AIM:
Reproduce the listing verbatim.

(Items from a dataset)
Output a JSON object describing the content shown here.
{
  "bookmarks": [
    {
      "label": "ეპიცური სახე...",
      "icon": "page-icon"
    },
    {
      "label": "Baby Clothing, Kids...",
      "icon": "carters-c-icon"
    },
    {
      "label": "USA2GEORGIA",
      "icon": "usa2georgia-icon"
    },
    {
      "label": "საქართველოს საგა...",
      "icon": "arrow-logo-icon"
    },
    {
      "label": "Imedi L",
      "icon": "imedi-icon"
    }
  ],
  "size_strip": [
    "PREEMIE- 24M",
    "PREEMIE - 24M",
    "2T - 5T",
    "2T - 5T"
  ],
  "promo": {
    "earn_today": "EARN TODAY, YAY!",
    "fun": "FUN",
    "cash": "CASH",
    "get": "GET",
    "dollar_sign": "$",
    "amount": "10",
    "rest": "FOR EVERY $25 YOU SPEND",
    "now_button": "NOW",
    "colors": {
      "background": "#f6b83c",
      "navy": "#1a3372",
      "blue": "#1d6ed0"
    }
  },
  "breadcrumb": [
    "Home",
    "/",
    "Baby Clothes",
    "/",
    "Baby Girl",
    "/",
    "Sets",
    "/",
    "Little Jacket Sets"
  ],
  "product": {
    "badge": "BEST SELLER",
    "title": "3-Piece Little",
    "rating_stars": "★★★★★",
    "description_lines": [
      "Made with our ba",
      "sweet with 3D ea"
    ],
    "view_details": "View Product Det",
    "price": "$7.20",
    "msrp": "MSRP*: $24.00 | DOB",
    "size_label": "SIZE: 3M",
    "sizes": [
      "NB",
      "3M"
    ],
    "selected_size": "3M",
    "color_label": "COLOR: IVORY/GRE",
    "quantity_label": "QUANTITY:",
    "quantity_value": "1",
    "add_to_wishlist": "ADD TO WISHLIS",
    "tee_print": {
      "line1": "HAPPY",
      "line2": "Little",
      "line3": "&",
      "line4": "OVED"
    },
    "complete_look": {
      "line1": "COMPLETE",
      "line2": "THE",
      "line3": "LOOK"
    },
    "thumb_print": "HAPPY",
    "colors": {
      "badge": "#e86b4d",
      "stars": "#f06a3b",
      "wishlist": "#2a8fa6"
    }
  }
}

SOLUTION:
Output a JSON object describing the content shown here.
{
  "bookmarks": [
    {
      "label": "ეპიცური სახე...",
      "icon": "page-icon"
    },
    {
      "label": "Baby Clothing, Kids...",
      "icon": "carters-c-icon"
    },
    {
      "label": "USA2GEORGIA",
      "icon": "usa2georgia-icon"
    },
    {
      "label": "საქართველოს საგა...",
      "icon": "arrow-logo-icon"
    },
    {
      "label": "Imedi L",
      "icon": "imedi-icon"
    }
  ],
  "size_strip": [
    "PREEMIE- 24M",
    "PREEMIE - 24M",
    "2T - 5T",
    "2T - 5T"
  ],
  "promo": {
    "earn_today": "EARN TODAY, YAY!",
    "fun": "FUN",
    "cash": "CASH",
    "get": "GET",
    "dollar_sign": "$",
    "amount": "10",
    "rest": "FOR EVERY $25 YOU SPEND",
    "now_button": "NOW",
    "colors": {
      "background": "#f6b83c",
      "navy": "#1a3372",
      "blue": "#1d6ed0"
    }
  },
  "breadcrumb": [
    "Home",
    "/",
    "Baby Clothes",
    "/",
    "Baby Girl",
    "/",
    "Sets",
    "/",
    "Little Jacket Sets"
  ],
  "product": {
    "badge": "BEST SELLER",
    "title": "3-Piece Little",
    "rating_stars": "★★★★★",
    "description_lines": [
      "Made with our ba",
      "sweet with 3D ea"
    ],
    "view_details": "View Product Det",
    "price": "$7.20",
    "msrp": "MSRP*: $24.00 | DOB",
    "size_label": "SIZE: 3M",
    "sizes": [
      "NB",
      "3M"
    ],
    "selected_size": "3M",
    "color_label": "COLOR: IVORY/GRE",
    "quantity_label": "QUANTITY:",
    "quantity_value": "1",
    "add_to_wishlist": "ADD TO WISHLIS",
    "tee_print": {
      "line1": "HAPPY",
      "line2": "Little",
      "line3": "&",
      "line4": "OVED"
    },
    "complete_look": {
      "line1": "COMPLETE",
      "line2": "THE",
      "line3": "LOOK"
    },
    "thumb_print": "HAPPY",
    "colors": {
      "badge": "#e86b4d",
      "stars": "#f06a3b",
      "wishlist": "#2a8fa6"
    }
  }
}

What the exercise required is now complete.